Short problem –
Go through the listing below and gather every line with the word "gioco".

========================================

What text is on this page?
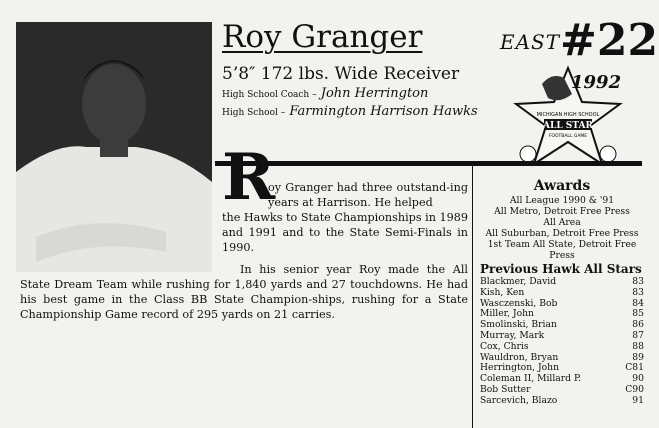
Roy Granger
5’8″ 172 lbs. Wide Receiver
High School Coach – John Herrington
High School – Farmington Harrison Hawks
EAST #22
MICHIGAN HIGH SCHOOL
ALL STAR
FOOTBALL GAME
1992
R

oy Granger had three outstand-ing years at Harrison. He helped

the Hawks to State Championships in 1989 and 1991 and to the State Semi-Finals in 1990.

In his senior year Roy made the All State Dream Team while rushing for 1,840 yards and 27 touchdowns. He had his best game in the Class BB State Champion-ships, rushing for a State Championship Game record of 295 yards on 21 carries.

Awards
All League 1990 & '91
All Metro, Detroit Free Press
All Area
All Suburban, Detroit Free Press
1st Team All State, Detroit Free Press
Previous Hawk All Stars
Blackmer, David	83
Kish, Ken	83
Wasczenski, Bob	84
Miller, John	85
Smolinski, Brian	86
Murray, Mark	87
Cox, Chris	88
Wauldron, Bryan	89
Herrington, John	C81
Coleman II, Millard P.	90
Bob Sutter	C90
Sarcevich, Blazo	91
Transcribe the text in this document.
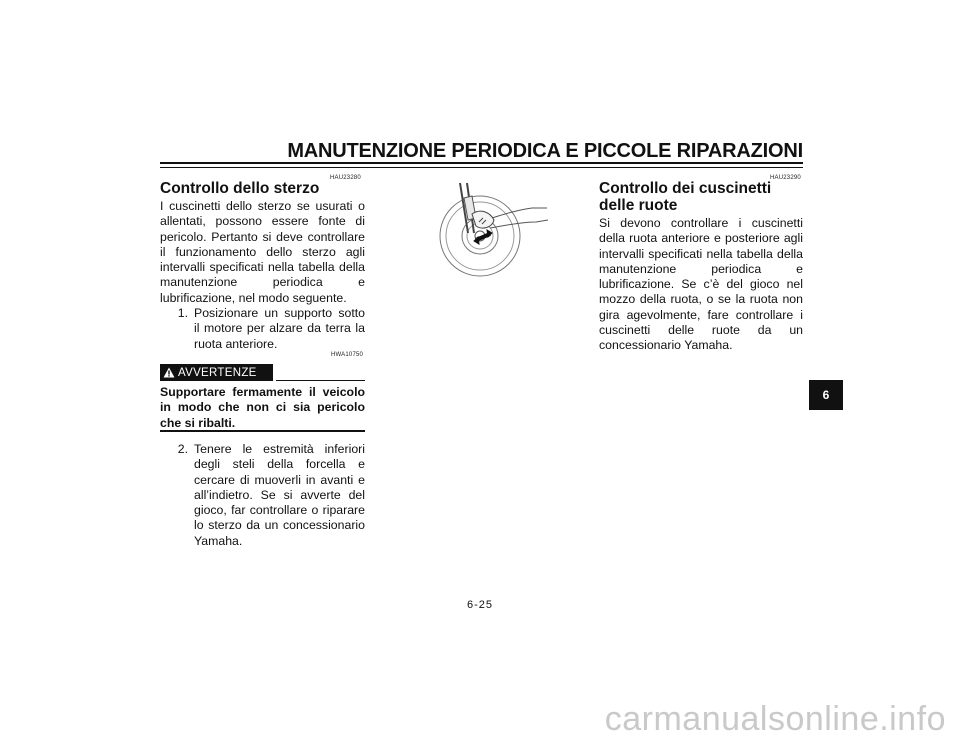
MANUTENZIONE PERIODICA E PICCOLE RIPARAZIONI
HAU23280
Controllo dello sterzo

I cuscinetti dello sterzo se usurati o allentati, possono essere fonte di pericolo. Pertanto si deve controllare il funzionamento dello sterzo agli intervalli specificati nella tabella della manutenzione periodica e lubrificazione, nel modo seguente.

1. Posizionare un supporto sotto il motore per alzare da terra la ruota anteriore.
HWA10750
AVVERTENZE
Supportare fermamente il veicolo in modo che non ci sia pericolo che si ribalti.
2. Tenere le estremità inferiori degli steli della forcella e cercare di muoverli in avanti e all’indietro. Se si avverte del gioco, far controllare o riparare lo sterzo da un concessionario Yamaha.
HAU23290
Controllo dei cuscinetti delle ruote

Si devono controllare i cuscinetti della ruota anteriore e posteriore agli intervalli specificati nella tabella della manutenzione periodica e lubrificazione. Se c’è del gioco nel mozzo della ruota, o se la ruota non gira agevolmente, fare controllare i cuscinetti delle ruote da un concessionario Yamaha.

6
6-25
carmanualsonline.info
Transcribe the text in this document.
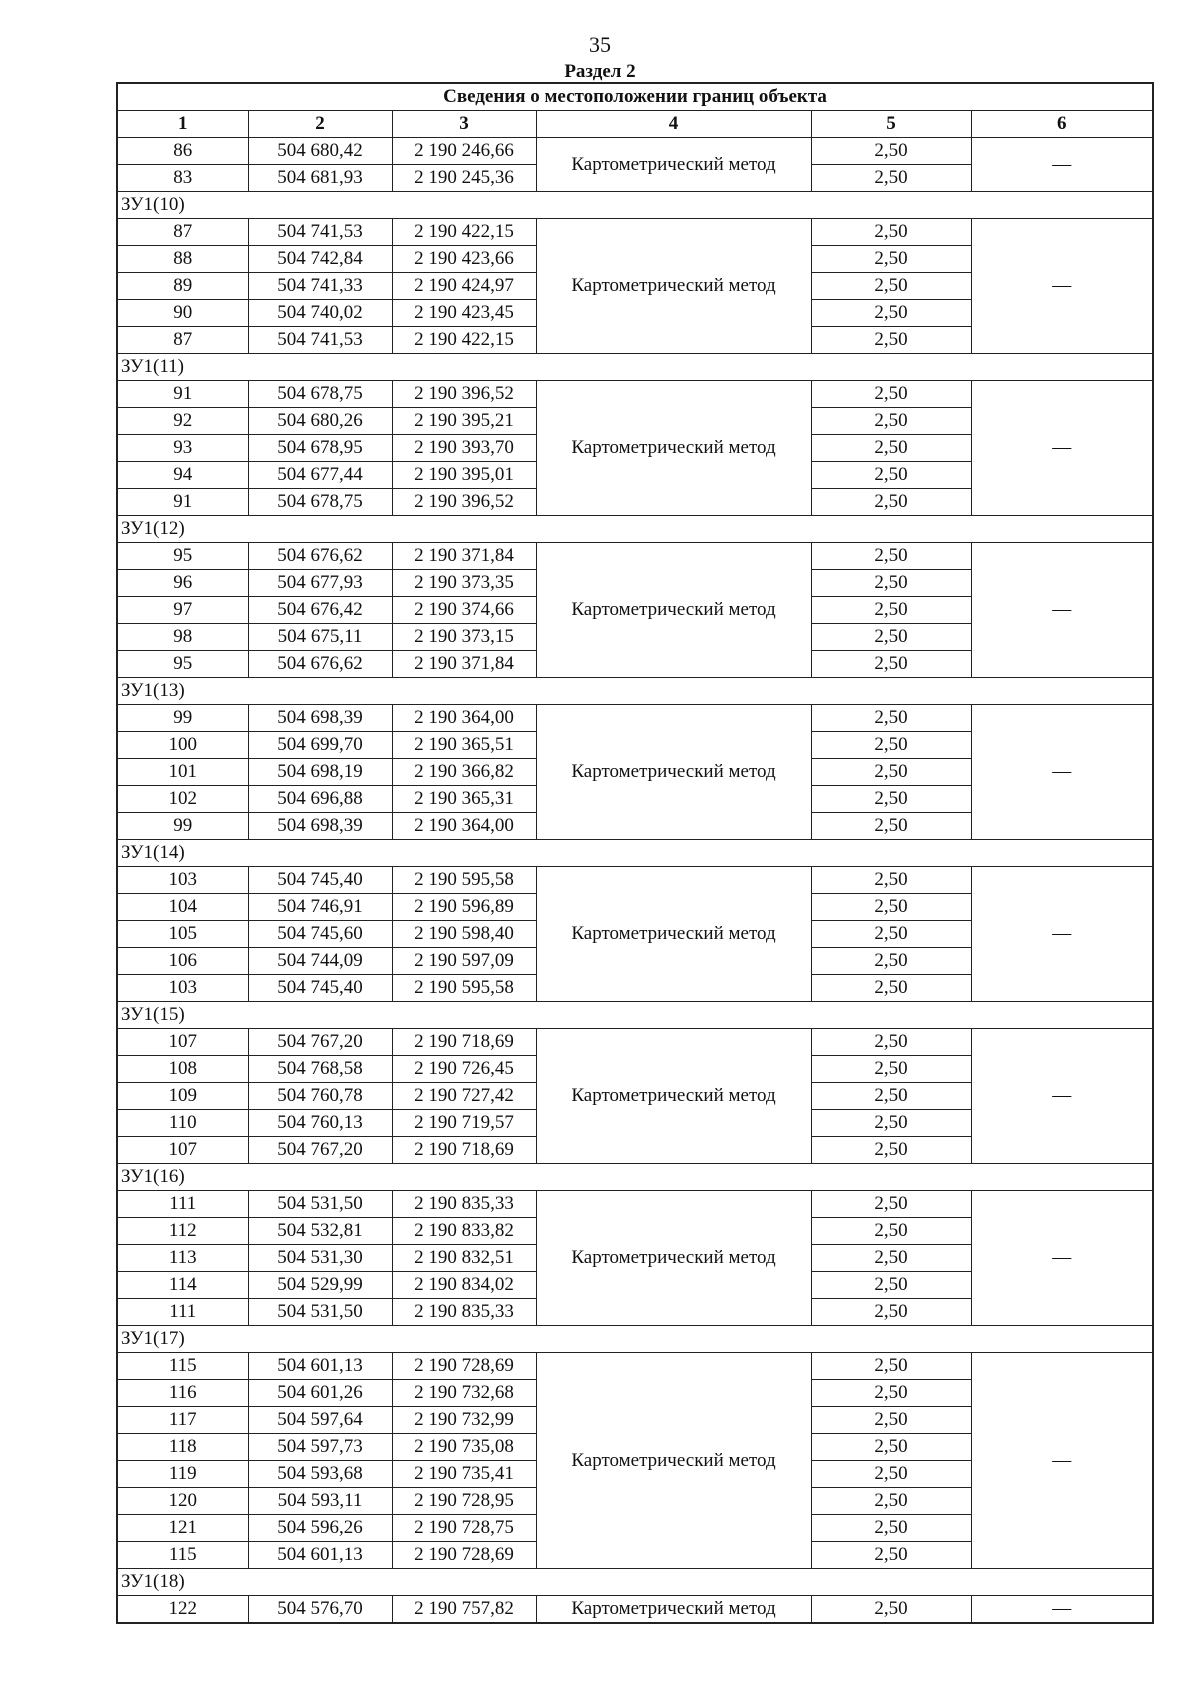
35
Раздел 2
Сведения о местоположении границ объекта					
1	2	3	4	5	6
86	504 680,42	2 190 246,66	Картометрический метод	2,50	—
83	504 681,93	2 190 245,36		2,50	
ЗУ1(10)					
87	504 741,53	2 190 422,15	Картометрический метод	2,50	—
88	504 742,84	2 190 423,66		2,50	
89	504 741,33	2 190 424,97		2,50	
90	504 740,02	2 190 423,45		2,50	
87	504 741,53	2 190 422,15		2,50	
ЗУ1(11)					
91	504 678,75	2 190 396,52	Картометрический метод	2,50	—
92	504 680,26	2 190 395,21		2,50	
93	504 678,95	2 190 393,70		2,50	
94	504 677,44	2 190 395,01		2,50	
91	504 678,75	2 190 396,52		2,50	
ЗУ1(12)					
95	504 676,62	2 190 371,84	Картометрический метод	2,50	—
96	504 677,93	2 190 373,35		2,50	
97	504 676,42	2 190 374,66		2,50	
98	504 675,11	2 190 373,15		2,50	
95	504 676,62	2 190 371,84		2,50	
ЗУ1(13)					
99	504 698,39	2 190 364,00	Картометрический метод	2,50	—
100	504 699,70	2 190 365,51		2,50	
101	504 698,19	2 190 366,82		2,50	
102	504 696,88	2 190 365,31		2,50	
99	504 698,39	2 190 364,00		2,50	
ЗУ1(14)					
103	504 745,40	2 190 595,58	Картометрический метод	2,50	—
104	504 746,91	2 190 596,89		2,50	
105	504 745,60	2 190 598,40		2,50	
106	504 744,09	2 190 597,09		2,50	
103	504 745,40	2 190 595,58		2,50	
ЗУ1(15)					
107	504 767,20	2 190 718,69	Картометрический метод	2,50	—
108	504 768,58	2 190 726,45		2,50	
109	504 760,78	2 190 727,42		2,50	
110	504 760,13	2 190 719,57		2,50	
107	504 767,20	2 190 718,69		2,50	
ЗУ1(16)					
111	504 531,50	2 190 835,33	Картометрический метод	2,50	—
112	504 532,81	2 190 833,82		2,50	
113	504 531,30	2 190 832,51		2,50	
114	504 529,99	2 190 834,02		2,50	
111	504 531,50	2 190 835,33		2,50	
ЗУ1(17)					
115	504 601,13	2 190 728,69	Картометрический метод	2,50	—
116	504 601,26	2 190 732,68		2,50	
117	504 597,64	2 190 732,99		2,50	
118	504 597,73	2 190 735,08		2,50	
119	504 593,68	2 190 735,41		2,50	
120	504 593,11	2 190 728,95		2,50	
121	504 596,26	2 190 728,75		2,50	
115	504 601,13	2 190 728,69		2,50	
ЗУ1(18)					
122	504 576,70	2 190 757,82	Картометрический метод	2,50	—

========================================

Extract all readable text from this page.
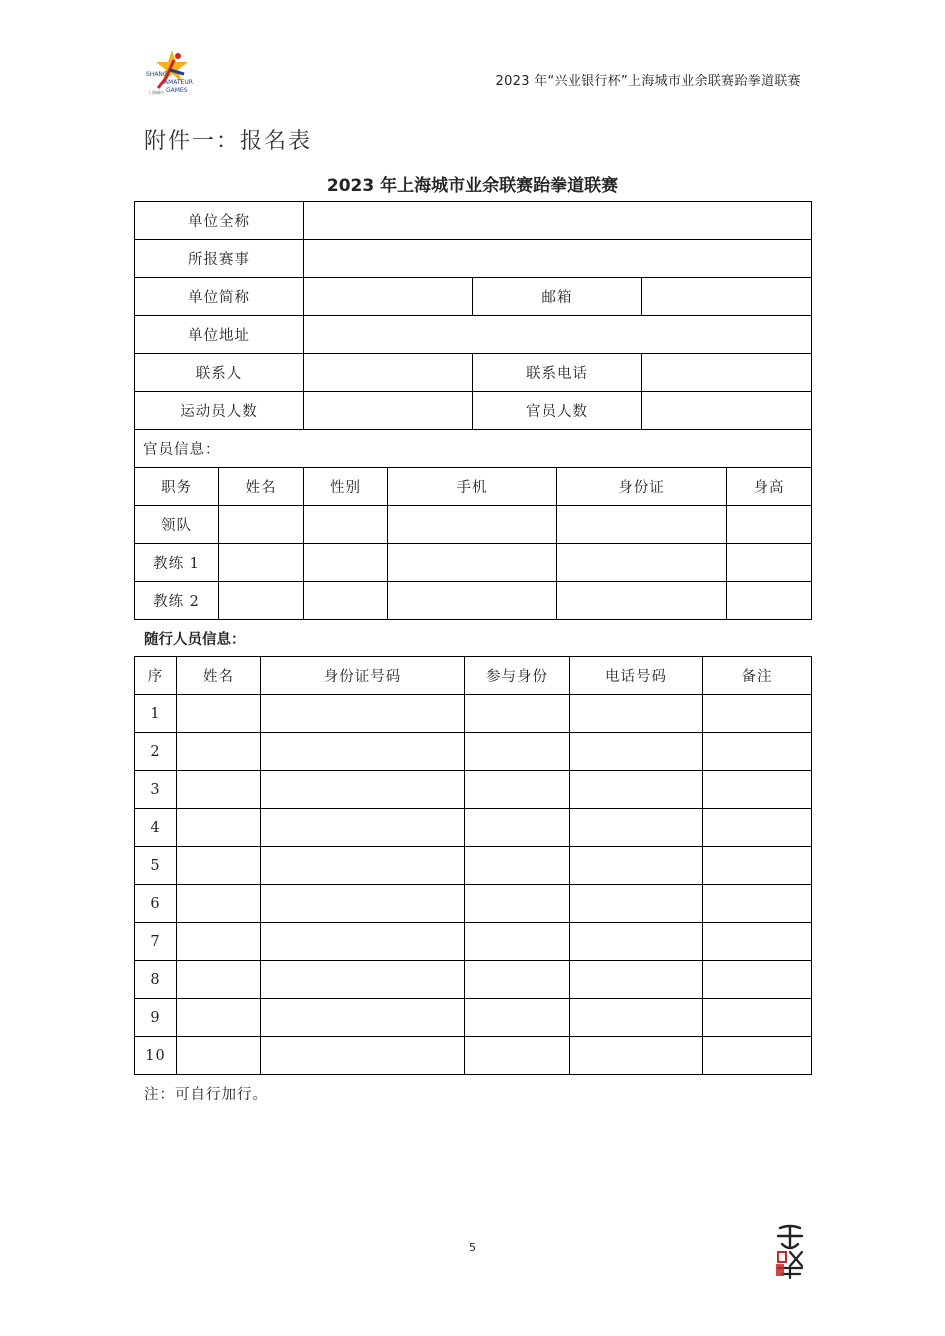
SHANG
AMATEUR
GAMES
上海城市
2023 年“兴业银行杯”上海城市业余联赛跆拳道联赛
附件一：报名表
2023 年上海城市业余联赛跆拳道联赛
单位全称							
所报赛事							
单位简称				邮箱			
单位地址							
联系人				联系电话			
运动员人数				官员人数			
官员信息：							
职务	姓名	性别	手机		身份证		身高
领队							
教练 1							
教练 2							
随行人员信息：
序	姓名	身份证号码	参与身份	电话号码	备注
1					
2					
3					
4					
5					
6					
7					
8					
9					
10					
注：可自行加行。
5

========================================

Completed exercise –
2. Tenere le estremità inferiori degli steli della forcella e cercare di muoverli in avanti e all’indietro. Se si avverte del gioco, far controllare o riparare lo sterzo da un concessionario Yamaha.
Si devono controllare i cuscinetti della ruota anteriore e posteriore agli intervalli specificati nella tabella della manutenzione periodica e lubrificazione. Se c’è del gioco nel mozzo della ruota, o se la ruota non gira agevolmente, fare controllare i cuscinetti delle ruote da un concessionario Yamaha.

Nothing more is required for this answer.